═════ RECORDS SUPPLIED ═════

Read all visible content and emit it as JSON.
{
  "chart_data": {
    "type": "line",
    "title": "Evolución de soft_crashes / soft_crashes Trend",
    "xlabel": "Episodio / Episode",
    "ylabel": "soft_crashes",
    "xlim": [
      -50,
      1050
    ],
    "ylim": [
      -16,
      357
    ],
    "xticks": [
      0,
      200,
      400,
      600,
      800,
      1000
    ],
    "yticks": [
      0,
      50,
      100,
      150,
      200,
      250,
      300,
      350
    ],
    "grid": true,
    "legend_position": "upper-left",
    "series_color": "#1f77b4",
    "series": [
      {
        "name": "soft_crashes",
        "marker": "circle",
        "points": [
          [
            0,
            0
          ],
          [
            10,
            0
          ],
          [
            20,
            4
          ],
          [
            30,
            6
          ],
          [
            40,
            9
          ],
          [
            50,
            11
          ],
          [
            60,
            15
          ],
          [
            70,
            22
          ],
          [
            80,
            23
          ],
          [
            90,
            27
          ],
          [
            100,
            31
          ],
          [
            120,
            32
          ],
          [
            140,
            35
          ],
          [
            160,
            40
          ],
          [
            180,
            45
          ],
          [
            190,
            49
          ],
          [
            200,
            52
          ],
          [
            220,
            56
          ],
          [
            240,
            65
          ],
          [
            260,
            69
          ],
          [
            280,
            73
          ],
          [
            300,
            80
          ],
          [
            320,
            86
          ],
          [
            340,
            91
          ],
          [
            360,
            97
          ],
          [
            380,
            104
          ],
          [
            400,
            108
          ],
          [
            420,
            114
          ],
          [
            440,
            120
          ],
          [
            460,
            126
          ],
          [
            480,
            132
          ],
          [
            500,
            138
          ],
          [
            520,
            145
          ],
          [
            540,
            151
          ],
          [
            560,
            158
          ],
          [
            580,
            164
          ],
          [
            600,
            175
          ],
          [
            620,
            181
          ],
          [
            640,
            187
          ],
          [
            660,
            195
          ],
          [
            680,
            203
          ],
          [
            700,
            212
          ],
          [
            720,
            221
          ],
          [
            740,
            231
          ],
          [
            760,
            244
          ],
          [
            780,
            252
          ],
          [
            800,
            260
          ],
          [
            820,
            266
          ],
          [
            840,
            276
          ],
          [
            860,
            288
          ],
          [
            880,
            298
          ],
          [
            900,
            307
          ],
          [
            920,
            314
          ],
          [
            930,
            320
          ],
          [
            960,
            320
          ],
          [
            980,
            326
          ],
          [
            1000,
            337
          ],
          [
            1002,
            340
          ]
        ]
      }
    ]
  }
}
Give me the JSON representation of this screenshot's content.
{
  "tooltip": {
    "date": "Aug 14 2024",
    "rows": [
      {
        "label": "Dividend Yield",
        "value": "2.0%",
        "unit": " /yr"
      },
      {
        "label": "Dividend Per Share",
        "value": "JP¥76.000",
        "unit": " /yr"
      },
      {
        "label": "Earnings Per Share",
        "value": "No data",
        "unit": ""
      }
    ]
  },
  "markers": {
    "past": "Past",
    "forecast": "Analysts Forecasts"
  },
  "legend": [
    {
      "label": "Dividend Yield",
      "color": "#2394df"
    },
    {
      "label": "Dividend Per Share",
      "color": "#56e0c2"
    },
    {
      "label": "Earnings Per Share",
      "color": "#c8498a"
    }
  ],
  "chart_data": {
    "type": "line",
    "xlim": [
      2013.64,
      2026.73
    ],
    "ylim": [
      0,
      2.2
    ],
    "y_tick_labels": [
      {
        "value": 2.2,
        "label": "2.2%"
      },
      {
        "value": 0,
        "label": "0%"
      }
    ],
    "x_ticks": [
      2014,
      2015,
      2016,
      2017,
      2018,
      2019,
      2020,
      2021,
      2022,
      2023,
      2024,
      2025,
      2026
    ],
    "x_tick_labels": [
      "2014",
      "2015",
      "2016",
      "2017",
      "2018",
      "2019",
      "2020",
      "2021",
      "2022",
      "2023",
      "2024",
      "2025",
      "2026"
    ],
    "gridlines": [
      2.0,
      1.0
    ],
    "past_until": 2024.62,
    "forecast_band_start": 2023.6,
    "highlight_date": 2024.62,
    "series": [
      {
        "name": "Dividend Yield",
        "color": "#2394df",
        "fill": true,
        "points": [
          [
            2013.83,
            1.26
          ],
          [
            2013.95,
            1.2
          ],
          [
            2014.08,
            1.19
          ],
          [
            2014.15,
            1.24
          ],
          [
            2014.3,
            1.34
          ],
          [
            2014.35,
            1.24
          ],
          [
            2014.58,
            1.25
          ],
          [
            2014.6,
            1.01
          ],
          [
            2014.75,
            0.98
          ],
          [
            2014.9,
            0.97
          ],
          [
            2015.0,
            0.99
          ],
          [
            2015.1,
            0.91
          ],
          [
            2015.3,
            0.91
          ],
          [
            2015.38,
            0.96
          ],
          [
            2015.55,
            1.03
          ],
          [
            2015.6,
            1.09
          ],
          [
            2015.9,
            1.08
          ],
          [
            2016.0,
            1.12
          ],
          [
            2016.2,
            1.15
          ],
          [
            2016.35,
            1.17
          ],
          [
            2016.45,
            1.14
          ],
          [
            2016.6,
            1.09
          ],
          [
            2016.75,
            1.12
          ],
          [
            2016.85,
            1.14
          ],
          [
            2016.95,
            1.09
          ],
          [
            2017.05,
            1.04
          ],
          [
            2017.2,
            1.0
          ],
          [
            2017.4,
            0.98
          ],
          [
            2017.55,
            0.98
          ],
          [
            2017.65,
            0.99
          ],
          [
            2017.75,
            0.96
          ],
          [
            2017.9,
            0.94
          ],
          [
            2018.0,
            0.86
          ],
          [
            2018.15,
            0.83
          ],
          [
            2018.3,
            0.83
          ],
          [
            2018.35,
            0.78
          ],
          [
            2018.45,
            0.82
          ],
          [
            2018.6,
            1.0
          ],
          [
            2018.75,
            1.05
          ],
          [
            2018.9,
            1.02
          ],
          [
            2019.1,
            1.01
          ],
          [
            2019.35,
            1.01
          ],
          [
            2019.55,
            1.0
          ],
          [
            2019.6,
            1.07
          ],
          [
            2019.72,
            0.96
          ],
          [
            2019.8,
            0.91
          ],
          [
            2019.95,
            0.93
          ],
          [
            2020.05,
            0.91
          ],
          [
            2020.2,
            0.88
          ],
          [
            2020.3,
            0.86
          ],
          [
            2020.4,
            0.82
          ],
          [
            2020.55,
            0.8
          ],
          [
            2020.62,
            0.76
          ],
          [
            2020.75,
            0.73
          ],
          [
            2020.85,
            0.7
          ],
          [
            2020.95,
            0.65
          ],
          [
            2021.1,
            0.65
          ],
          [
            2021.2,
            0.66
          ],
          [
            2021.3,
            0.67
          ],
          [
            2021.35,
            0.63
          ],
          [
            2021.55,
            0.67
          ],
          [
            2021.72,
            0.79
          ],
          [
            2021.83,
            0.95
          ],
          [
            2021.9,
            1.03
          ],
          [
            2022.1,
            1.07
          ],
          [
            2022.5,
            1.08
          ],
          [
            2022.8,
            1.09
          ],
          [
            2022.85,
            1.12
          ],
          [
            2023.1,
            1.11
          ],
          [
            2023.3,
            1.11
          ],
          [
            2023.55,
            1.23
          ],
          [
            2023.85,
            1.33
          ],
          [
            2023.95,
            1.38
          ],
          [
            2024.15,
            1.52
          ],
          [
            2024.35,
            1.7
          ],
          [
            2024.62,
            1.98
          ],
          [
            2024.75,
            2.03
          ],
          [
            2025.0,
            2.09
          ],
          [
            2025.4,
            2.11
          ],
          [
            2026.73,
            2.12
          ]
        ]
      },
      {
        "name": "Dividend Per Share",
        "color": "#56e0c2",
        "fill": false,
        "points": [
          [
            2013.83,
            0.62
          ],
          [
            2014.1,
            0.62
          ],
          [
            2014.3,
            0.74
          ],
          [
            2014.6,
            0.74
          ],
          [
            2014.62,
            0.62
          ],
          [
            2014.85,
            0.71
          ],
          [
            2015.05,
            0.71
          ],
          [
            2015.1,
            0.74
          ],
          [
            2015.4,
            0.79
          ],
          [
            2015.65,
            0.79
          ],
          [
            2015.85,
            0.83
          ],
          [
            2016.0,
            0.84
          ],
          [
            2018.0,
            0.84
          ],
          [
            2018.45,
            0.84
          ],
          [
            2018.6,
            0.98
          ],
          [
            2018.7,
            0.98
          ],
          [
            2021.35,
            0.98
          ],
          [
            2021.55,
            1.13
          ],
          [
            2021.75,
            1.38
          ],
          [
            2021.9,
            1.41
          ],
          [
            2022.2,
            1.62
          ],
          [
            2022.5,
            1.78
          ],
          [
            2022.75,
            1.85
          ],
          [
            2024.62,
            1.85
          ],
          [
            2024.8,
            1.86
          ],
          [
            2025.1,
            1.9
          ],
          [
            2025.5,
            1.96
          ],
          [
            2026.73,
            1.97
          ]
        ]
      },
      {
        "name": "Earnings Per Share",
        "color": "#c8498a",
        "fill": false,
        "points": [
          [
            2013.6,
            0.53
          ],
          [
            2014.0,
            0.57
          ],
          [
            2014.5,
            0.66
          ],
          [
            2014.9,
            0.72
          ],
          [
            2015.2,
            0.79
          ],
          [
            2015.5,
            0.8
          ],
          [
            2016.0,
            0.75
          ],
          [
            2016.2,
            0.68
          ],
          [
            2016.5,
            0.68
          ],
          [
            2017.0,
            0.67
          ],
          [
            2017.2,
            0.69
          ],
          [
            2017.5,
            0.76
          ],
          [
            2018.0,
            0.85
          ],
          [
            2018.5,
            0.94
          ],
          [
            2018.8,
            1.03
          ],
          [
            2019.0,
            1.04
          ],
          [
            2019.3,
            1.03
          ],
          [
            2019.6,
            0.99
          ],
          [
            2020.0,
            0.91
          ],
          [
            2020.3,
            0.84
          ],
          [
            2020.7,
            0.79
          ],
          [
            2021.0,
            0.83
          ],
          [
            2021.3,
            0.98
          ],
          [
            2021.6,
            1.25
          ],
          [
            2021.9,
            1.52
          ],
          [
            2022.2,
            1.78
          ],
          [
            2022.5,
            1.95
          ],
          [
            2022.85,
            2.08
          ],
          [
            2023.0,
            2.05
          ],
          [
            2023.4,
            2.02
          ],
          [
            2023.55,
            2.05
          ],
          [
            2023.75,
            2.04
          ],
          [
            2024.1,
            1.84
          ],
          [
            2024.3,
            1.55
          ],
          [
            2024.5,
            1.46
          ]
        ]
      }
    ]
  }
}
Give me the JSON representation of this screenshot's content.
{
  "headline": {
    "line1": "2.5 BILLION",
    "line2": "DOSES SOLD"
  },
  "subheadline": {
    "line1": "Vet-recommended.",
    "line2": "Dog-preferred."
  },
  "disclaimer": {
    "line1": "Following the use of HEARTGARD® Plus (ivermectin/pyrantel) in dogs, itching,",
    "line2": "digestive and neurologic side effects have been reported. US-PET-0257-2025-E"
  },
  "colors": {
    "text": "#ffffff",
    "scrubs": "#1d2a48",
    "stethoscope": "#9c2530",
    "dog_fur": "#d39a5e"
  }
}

═════

Pick out every line above that holds the word "value" and copy it.

** SOLUTION TO THE EXERCISE **
        "value": "2.0%",
        "value": "JP¥76.000",
        "value": "No data",
        "value": 2.2,
        "value": 0,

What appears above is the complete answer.